#### Exercise requirements
Repeat the full listing below verbatim and keep the images out.

Stored dataset items:
——————————
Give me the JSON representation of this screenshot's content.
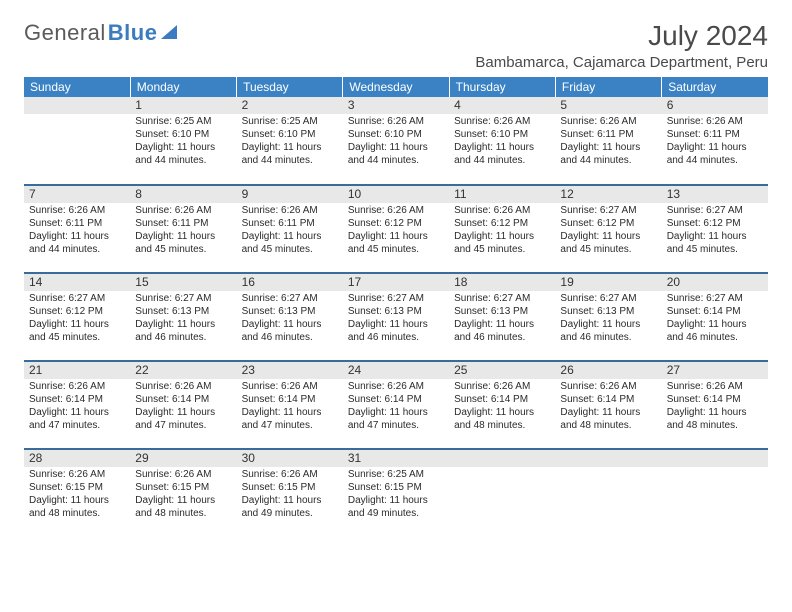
{
  "logo": {
    "part1": "General",
    "part2": "Blue"
  },
  "title": "July 2024",
  "location": "Bambamarca, Cajamarca Department, Peru",
  "weekdays": [
    "Sunday",
    "Monday",
    "Tuesday",
    "Wednesday",
    "Thursday",
    "Friday",
    "Saturday"
  ],
  "colors": {
    "header_bg": "#3b82c4",
    "header_text": "#ffffff",
    "border": "#3b6b9a",
    "daynum_bg": "#e8e8e8",
    "text": "#2b2b2b"
  },
  "start_weekday": 1,
  "days": [
    {
      "n": 1,
      "sunrise": "6:25 AM",
      "sunset": "6:10 PM",
      "daylight": "11 hours and 44 minutes."
    },
    {
      "n": 2,
      "sunrise": "6:25 AM",
      "sunset": "6:10 PM",
      "daylight": "11 hours and 44 minutes."
    },
    {
      "n": 3,
      "sunrise": "6:26 AM",
      "sunset": "6:10 PM",
      "daylight": "11 hours and 44 minutes."
    },
    {
      "n": 4,
      "sunrise": "6:26 AM",
      "sunset": "6:10 PM",
      "daylight": "11 hours and 44 minutes."
    },
    {
      "n": 5,
      "sunrise": "6:26 AM",
      "sunset": "6:11 PM",
      "daylight": "11 hours and 44 minutes."
    },
    {
      "n": 6,
      "sunrise": "6:26 AM",
      "sunset": "6:11 PM",
      "daylight": "11 hours and 44 minutes."
    },
    {
      "n": 7,
      "sunrise": "6:26 AM",
      "sunset": "6:11 PM",
      "daylight": "11 hours and 44 minutes."
    },
    {
      "n": 8,
      "sunrise": "6:26 AM",
      "sunset": "6:11 PM",
      "daylight": "11 hours and 45 minutes."
    },
    {
      "n": 9,
      "sunrise": "6:26 AM",
      "sunset": "6:11 PM",
      "daylight": "11 hours and 45 minutes."
    },
    {
      "n": 10,
      "sunrise": "6:26 AM",
      "sunset": "6:12 PM",
      "daylight": "11 hours and 45 minutes."
    },
    {
      "n": 11,
      "sunrise": "6:26 AM",
      "sunset": "6:12 PM",
      "daylight": "11 hours and 45 minutes."
    },
    {
      "n": 12,
      "sunrise": "6:27 AM",
      "sunset": "6:12 PM",
      "daylight": "11 hours and 45 minutes."
    },
    {
      "n": 13,
      "sunrise": "6:27 AM",
      "sunset": "6:12 PM",
      "daylight": "11 hours and 45 minutes."
    },
    {
      "n": 14,
      "sunrise": "6:27 AM",
      "sunset": "6:12 PM",
      "daylight": "11 hours and 45 minutes."
    },
    {
      "n": 15,
      "sunrise": "6:27 AM",
      "sunset": "6:13 PM",
      "daylight": "11 hours and 46 minutes."
    },
    {
      "n": 16,
      "sunrise": "6:27 AM",
      "sunset": "6:13 PM",
      "daylight": "11 hours and 46 minutes."
    },
    {
      "n": 17,
      "sunrise": "6:27 AM",
      "sunset": "6:13 PM",
      "daylight": "11 hours and 46 minutes."
    },
    {
      "n": 18,
      "sunrise": "6:27 AM",
      "sunset": "6:13 PM",
      "daylight": "11 hours and 46 minutes."
    },
    {
      "n": 19,
      "sunrise": "6:27 AM",
      "sunset": "6:13 PM",
      "daylight": "11 hours and 46 minutes."
    },
    {
      "n": 20,
      "sunrise": "6:27 AM",
      "sunset": "6:14 PM",
      "daylight": "11 hours and 46 minutes."
    },
    {
      "n": 21,
      "sunrise": "6:26 AM",
      "sunset": "6:14 PM",
      "daylight": "11 hours and 47 minutes."
    },
    {
      "n": 22,
      "sunrise": "6:26 AM",
      "sunset": "6:14 PM",
      "daylight": "11 hours and 47 minutes."
    },
    {
      "n": 23,
      "sunrise": "6:26 AM",
      "sunset": "6:14 PM",
      "daylight": "11 hours and 47 minutes."
    },
    {
      "n": 24,
      "sunrise": "6:26 AM",
      "sunset": "6:14 PM",
      "daylight": "11 hours and 47 minutes."
    },
    {
      "n": 25,
      "sunrise": "6:26 AM",
      "sunset": "6:14 PM",
      "daylight": "11 hours and 48 minutes."
    },
    {
      "n": 26,
      "sunrise": "6:26 AM",
      "sunset": "6:14 PM",
      "daylight": "11 hours and 48 minutes."
    },
    {
      "n": 27,
      "sunrise": "6:26 AM",
      "sunset": "6:14 PM",
      "daylight": "11 hours and 48 minutes."
    },
    {
      "n": 28,
      "sunrise": "6:26 AM",
      "sunset": "6:15 PM",
      "daylight": "11 hours and 48 minutes."
    },
    {
      "n": 29,
      "sunrise": "6:26 AM",
      "sunset": "6:15 PM",
      "daylight": "11 hours and 48 minutes."
    },
    {
      "n": 30,
      "sunrise": "6:26 AM",
      "sunset": "6:15 PM",
      "daylight": "11 hours and 49 minutes."
    },
    {
      "n": 31,
      "sunrise": "6:25 AM",
      "sunset": "6:15 PM",
      "daylight": "11 hours and 49 minutes."
    }
  ],
  "labels": {
    "sunrise": "Sunrise:",
    "sunset": "Sunset:",
    "daylight": "Daylight:"
  }
}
——————————
#### Exercise response
Give me the JSON representation of this screenshot's content.
{
  "logo": {
    "part1": "General",
    "part2": "Blue"
  },
  "title": "July 2024",
  "location": "Bambamarca, Cajamarca Department, Peru",
  "weekdays": [
    "Sunday",
    "Monday",
    "Tuesday",
    "Wednesday",
    "Thursday",
    "Friday",
    "Saturday"
  ],
  "colors": {
    "header_bg": "#3b82c4",
    "header_text": "#ffffff",
    "border": "#3b6b9a",
    "daynum_bg": "#e8e8e8",
    "text": "#2b2b2b"
  },
  "start_weekday": 1,
  "days": [
    {
      "n": 1,
      "sunrise": "6:25 AM",
      "sunset": "6:10 PM",
      "daylight": "11 hours and 44 minutes."
    },
    {
      "n": 2,
      "sunrise": "6:25 AM",
      "sunset": "6:10 PM",
      "daylight": "11 hours and 44 minutes."
    },
    {
      "n": 3,
      "sunrise": "6:26 AM",
      "sunset": "6:10 PM",
      "daylight": "11 hours and 44 minutes."
    },
    {
      "n": 4,
      "sunrise": "6:26 AM",
      "sunset": "6:10 PM",
      "daylight": "11 hours and 44 minutes."
    },
    {
      "n": 5,
      "sunrise": "6:26 AM",
      "sunset": "6:11 PM",
      "daylight": "11 hours and 44 minutes."
    },
    {
      "n": 6,
      "sunrise": "6:26 AM",
      "sunset": "6:11 PM",
      "daylight": "11 hours and 44 minutes."
    },
    {
      "n": 7,
      "sunrise": "6:26 AM",
      "sunset": "6:11 PM",
      "daylight": "11 hours and 44 minutes."
    },
    {
      "n": 8,
      "sunrise": "6:26 AM",
      "sunset": "6:11 PM",
      "daylight": "11 hours and 45 minutes."
    },
    {
      "n": 9,
      "sunrise": "6:26 AM",
      "sunset": "6:11 PM",
      "daylight": "11 hours and 45 minutes."
    },
    {
      "n": 10,
      "sunrise": "6:26 AM",
      "sunset": "6:12 PM",
      "daylight": "11 hours and 45 minutes."
    },
    {
      "n": 11,
      "sunrise": "6:26 AM",
      "sunset": "6:12 PM",
      "daylight": "11 hours and 45 minutes."
    },
    {
      "n": 12,
      "sunrise": "6:27 AM",
      "sunset": "6:12 PM",
      "daylight": "11 hours and 45 minutes."
    },
    {
      "n": 13,
      "sunrise": "6:27 AM",
      "sunset": "6:12 PM",
      "daylight": "11 hours and 45 minutes."
    },
    {
      "n": 14,
      "sunrise": "6:27 AM",
      "sunset": "6:12 PM",
      "daylight": "11 hours and 45 minutes."
    },
    {
      "n": 15,
      "sunrise": "6:27 AM",
      "sunset": "6:13 PM",
      "daylight": "11 hours and 46 minutes."
    },
    {
      "n": 16,
      "sunrise": "6:27 AM",
      "sunset": "6:13 PM",
      "daylight": "11 hours and 46 minutes."
    },
    {
      "n": 17,
      "sunrise": "6:27 AM",
      "sunset": "6:13 PM",
      "daylight": "11 hours and 46 minutes."
    },
    {
      "n": 18,
      "sunrise": "6:27 AM",
      "sunset": "6:13 PM",
      "daylight": "11 hours and 46 minutes."
    },
    {
      "n": 19,
      "sunrise": "6:27 AM",
      "sunset": "6:13 PM",
      "daylight": "11 hours and 46 minutes."
    },
    {
      "n": 20,
      "sunrise": "6:27 AM",
      "sunset": "6:14 PM",
      "daylight": "11 hours and 46 minutes."
    },
    {
      "n": 21,
      "sunrise": "6:26 AM",
      "sunset": "6:14 PM",
      "daylight": "11 hours and 47 minutes."
    },
    {
      "n": 22,
      "sunrise": "6:26 AM",
      "sunset": "6:14 PM",
      "daylight": "11 hours and 47 minutes."
    },
    {
      "n": 23,
      "sunrise": "6:26 AM",
      "sunset": "6:14 PM",
      "daylight": "11 hours and 47 minutes."
    },
    {
      "n": 24,
      "sunrise": "6:26 AM",
      "sunset": "6:14 PM",
      "daylight": "11 hours and 47 minutes."
    },
    {
      "n": 25,
      "sunrise": "6:26 AM",
      "sunset": "6:14 PM",
      "daylight": "11 hours and 48 minutes."
    },
    {
      "n": 26,
      "sunrise": "6:26 AM",
      "sunset": "6:14 PM",
      "daylight": "11 hours and 48 minutes."
    },
    {
      "n": 27,
      "sunrise": "6:26 AM",
      "sunset": "6:14 PM",
      "daylight": "11 hours and 48 minutes."
    },
    {
      "n": 28,
      "sunrise": "6:26 AM",
      "sunset": "6:15 PM",
      "daylight": "11 hours and 48 minutes."
    },
    {
      "n": 29,
      "sunrise": "6:26 AM",
      "sunset": "6:15 PM",
      "daylight": "11 hours and 48 minutes."
    },
    {
      "n": 30,
      "sunrise": "6:26 AM",
      "sunset": "6:15 PM",
      "daylight": "11 hours and 49 minutes."
    },
    {
      "n": 31,
      "sunrise": "6:25 AM",
      "sunset": "6:15 PM",
      "daylight": "11 hours and 49 minutes."
    }
  ],
  "labels": {
    "sunrise": "Sunrise:",
    "sunset": "Sunset:",
    "daylight": "Daylight:"
  }
}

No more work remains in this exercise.